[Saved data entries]
====
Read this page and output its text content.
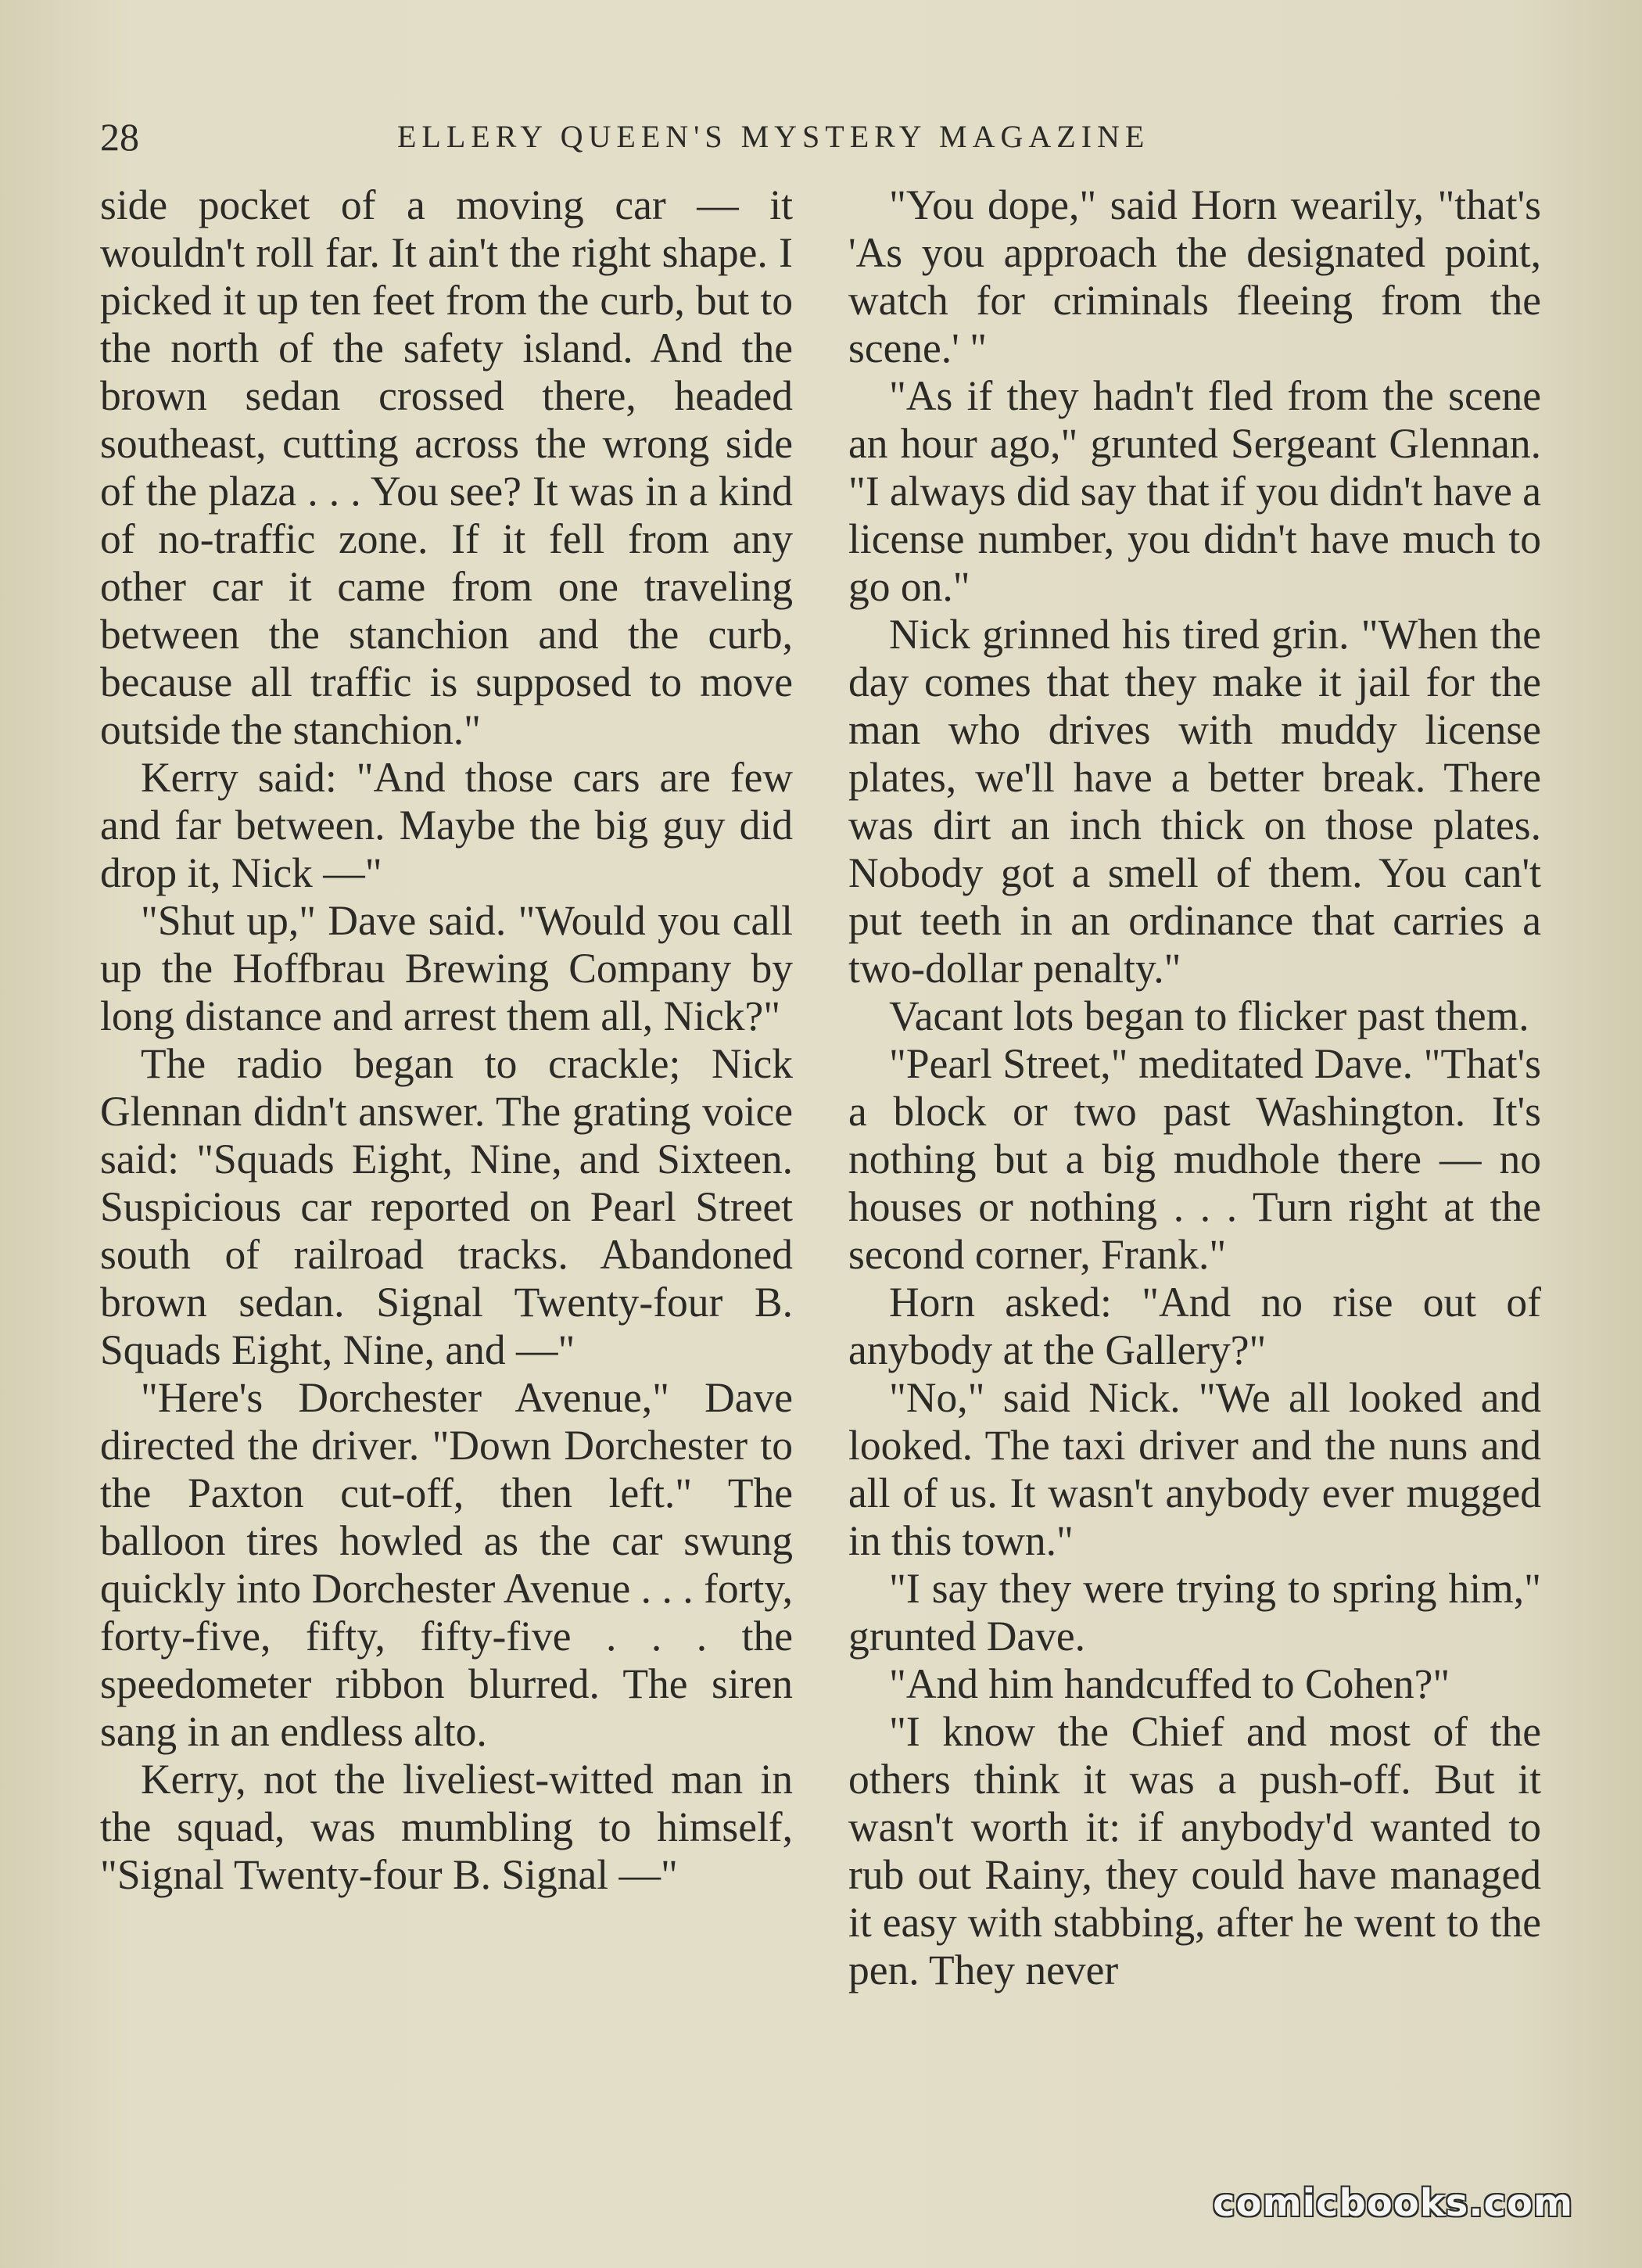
28	ELLERY QUEEN'S MYSTERY MAGAZINE

side pocket of a moving car — it wouldn't roll far. It ain't the right shape. I picked it up ten feet from the curb, but to the north of the safety island. And the brown sedan crossed there, headed southeast, cutting across the wrong side of the plaza . . . You see? It was in a kind of no-traffic zone. If it fell from any other car it came from one traveling between the stanchion and the curb, because all traffic is supposed to move outside the stanchion."

Kerry said: "And those cars are few and far between. Maybe the big guy did drop it, Nick —"

"Shut up," Dave said. "Would you call up the Hoffbrau Brewing Company by long distance and arrest them all, Nick?"

The radio began to crackle; Nick Glennan didn't answer. The grating voice said: "Squads Eight, Nine, and Sixteen. Suspicious car reported on Pearl Street south of railroad tracks. Abandoned brown sedan. Signal Twenty-four B. Squads Eight, Nine, and —"

"Here's Dorchester Avenue," Dave directed the driver. "Down Dorchester to the Paxton cut-off, then left." The balloon tires howled as the car swung quickly into Dorchester Avenue . . . forty, forty-five, fifty, fifty-five . . . the speedometer ribbon blurred. The siren sang in an endless alto.

Kerry, not the liveliest-witted man in the squad, was mumbling to himself, "Signal Twenty-four B. Signal —"

"You dope," said Horn wearily, "that's 'As you approach the designated point, watch for criminals fleeing from the scene.' "

"As if they hadn't fled from the scene an hour ago," grunted Sergeant Glennan. "I always did say that if you didn't have a license number, you didn't have much to go on."

Nick grinned his tired grin. "When the day comes that they make it jail for the man who drives with muddy license plates, we'll have a better break. There was dirt an inch thick on those plates. Nobody got a smell of them. You can't put teeth in an ordinance that carries a two-dollar penalty."

Vacant lots began to flicker past them.

"Pearl Street," meditated Dave. "That's a block or two past Washington. It's nothing but a big mudhole there — no houses or nothing . . . Turn right at the second corner, Frank."

Horn asked: "And no rise out of anybody at the Gallery?"

"No," said Nick. "We all looked and looked. The taxi driver and the nuns and all of us. It wasn't anybody ever mugged in this town."

"I say they were trying to spring him," grunted Dave.

"And him handcuffed to Cohen?"

"I know the Chief and most of the others think it was a push-off. But it wasn't worth it: if anybody'd wanted to rub out Rainy, they could have managed it easy with stabbing, after he went to the pen. They never

comicbooks.com
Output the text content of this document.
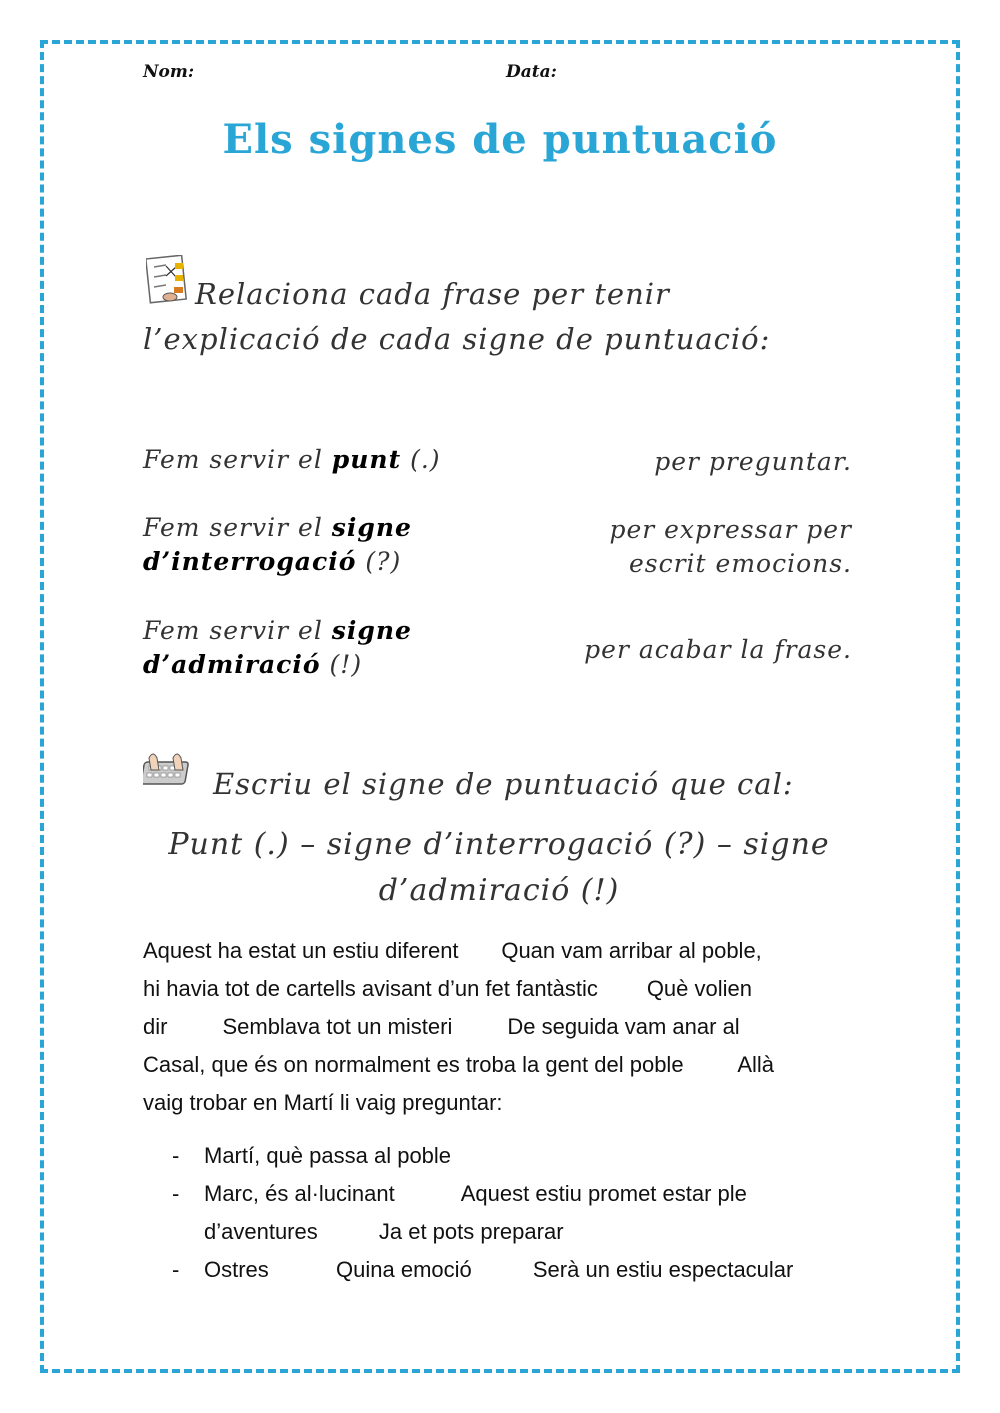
Nom:	Data:
Els signes de puntuació
Relaciona cada frase per tenir l’explicació de cada signe de puntuació:
Fem servir el punt (.)	per preguntar.
Fem servir el signe d’interrogació (?)
per expressar per escrit emocions.
Fem servir el signe d’admiració (!)
per acabar la frase.
Escriu el signe de puntuació que cal:
Punt (.) – signe d’interrogació (?) – signe d’admiració (!)
Aquest ha estat un estiu diferent       Quan vam arribar al poble,
hi havia tot de cartells avisant d’un fet fantàstic        Què volien
dir         Semblava tot un misteri         De seguida vam anar al
Casal, que és on normalment es troba la gent del poble         Allà
vaig trobar en Martí li vaig preguntar:
- Martí, què passa al poble
- Marc, és al·lucinant           Aquest estiu promet estar ple
d’aventures          Ja et pots preparar
- Ostres           Quina emoció          Serà un estiu espectacular
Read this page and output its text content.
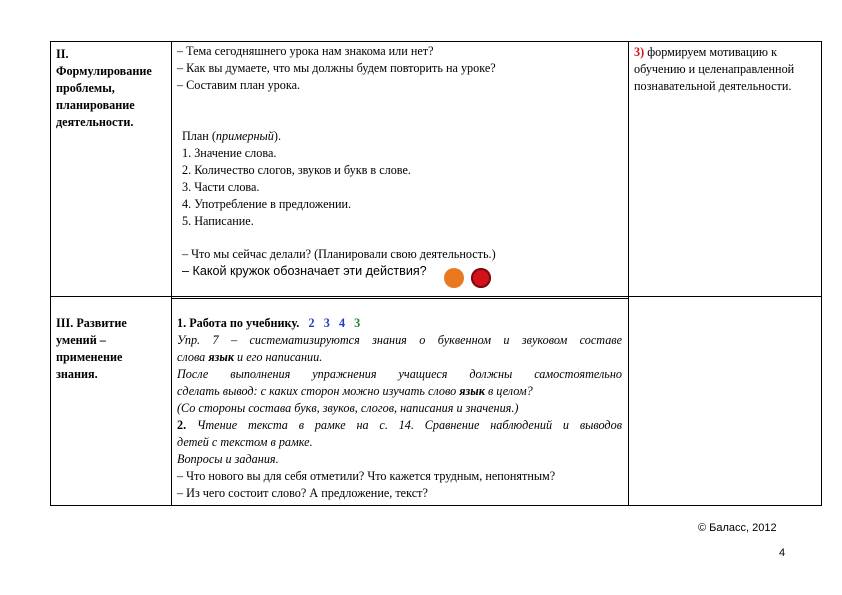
II.
Формулирование
проблемы,
планирование
деятельности.
– Тема сегодняшнего урока нам знакома или нет?
– Как вы думаете, что мы должны будем повторить на уроке?
– Составим план урока.
План (примерный).
1. Значение слова.
2. Количество слогов, звуков и букв в слове.
3. Части слова.
4. Употребление в предложении.
5. Написание.
– Что мы сейчас делали? (Планировали свою деятельность.)
– Какой кружок обозначает эти действия?
3) формируем мотивацию к
обучению и целенаправленной
познавательной деятельности.
III. Развитие
умений –
применение
знания.
1. Работа по учебнику. 2 3 4 3
Упр. 7 – систематизируются знания о буквенном и звуковом составе
слова язык и его написании.
После выполнения упражнения учащиеся должны самостоятельно
сделать вывод: с каких сторон можно изучать слово язык в целом?
(Со стороны состава букв, звуков, слогов, написания и значения.)
2. Чтение текста в рамке на с. 14. Сравнение наблюдений и выводов
детей с текстом в рамке.
Вопросы и задания.
– Что нового вы для себя отметили? Что кажется трудным, непонятным?
– Из чего состоит слово? А предложение, текст?
© Баласс, 2012
4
====
Reproduce all of the data exactly; the pictures do not belong in the copy.

**Response for this exercise**
Read this page and output its text content.
28	ELLERY QUEEN'S MYSTERY MAGAZINE

side pocket of a moving car — it wouldn't roll far. It ain't the right shape. I picked it up ten feet from the curb, but to the north of the safety island. And the brown sedan crossed there, headed southeast, cutting across the wrong side of the plaza . . . You see? It was in a kind of no-traffic zone. If it fell from any other car it came from one traveling between the stanchion and the curb, because all traffic is supposed to move outside the stanchion."

Kerry said: "And those cars are few and far between. Maybe the big guy did drop it, Nick —"

"Shut up," Dave said. "Would you call up the Hoffbrau Brewing Company by long distance and arrest them all, Nick?"

The radio began to crackle; Nick Glennan didn't answer. The grating voice said: "Squads Eight, Nine, and Sixteen. Suspicious car reported on Pearl Street south of railroad tracks. Abandoned brown sedan. Signal Twenty-four B. Squads Eight, Nine, and —"

"Here's Dorchester Avenue," Dave directed the driver. "Down Dorchester to the Paxton cut-off, then left." The balloon tires howled as the car swung quickly into Dorchester Avenue . . . forty, forty-five, fifty, fifty-five . . . the speedometer ribbon blurred. The siren sang in an endless alto.

Kerry, not the liveliest-witted man in the squad, was mumbling to himself, "Signal Twenty-four B. Signal —"

"You dope," said Horn wearily, "that's 'As you approach the designated point, watch for criminals fleeing from the scene.' "

"As if they hadn't fled from the scene an hour ago," grunted Sergeant Glennan. "I always did say that if you didn't have a license number, you didn't have much to go on."

Nick grinned his tired grin. "When the day comes that they make it jail for the man who drives with muddy license plates, we'll have a better break. There was dirt an inch thick on those plates. Nobody got a smell of them. You can't put teeth in an ordinance that carries a two-dollar penalty."

Vacant lots began to flicker past them.

"Pearl Street," meditated Dave. "That's a block or two past Washington. It's nothing but a big mudhole there — no houses or nothing . . . Turn right at the second corner, Frank."

Horn asked: "And no rise out of anybody at the Gallery?"

"No," said Nick. "We all looked and looked. The taxi driver and the nuns and all of us. It wasn't anybody ever mugged in this town."

"I say they were trying to spring him," grunted Dave.

"And him handcuffed to Cohen?"

"I know the Chief and most of the others think it was a push-off. But it wasn't worth it: if anybody'd wanted to rub out Rainy, they could have managed it easy with stabbing, after he went to the pen. They never

comicbooks.com
Output the text content of this document.
Nom:	Data:
Els signes de puntuació
Relaciona cada frase per tenir l’explicació de cada signe de puntuació:
Fem servir el punt (.)	per preguntar.
Fem servir el signe d’interrogació (?)
per expressar per escrit emocions.
Fem servir el signe d’admiració (!)
per acabar la frase.
Escriu el signe de puntuació que cal:
Punt (.) – signe d’interrogació (?) – signe d’admiració (!)
Aquest ha estat un estiu diferent       Quan vam arribar al poble,
hi havia tot de cartells avisant d’un fet fantàstic        Què volien
dir         Semblava tot un misteri         De seguida vam anar al
Casal, que és on normalment es troba la gent del poble         Allà
vaig trobar en Martí li vaig preguntar:
- Martí, què passa al poble
- Marc, és al·lucinant           Aquest estiu promet estar ple
d’aventures          Ja et pots preparar
- Ostres           Quina emoció          Serà un estiu espectacular
Read this page and output its text content.
II.
Формулирование
проблемы,
планирование
деятельности.
– Тема сегодняшнего урока нам знакома или нет?
– Как вы думаете, что мы должны будем повторить на уроке?
– Составим план урока.
План (примерный).
1. Значение слова.
2. Количество слогов, звуков и букв в слове.
3. Части слова.
4. Употребление в предложении.
5. Написание.
– Что мы сейчас делали? (Планировали свою деятельность.)
– Какой кружок обозначает эти действия?
3) формируем мотивацию к
обучению и целенаправленной
познавательной деятельности.
III. Развитие
умений –
применение
знания.
1. Работа по учебнику. 2 3 4 3
Упр. 7 – систематизируются знания о буквенном и звуковом составе
слова язык и его написании.
После выполнения упражнения учащиеся должны самостоятельно
сделать вывод: с каких сторон можно изучать слово язык в целом?
(Со стороны состава букв, звуков, слогов, написания и значения.)
2. Чтение текста в рамке на с. 14. Сравнение наблюдений и выводов
детей с текстом в рамке.
Вопросы и задания.
– Что нового вы для себя отметили? Что кажется трудным, непонятным?
– Из чего состоит слово? А предложение, текст?
© Баласс, 2012
4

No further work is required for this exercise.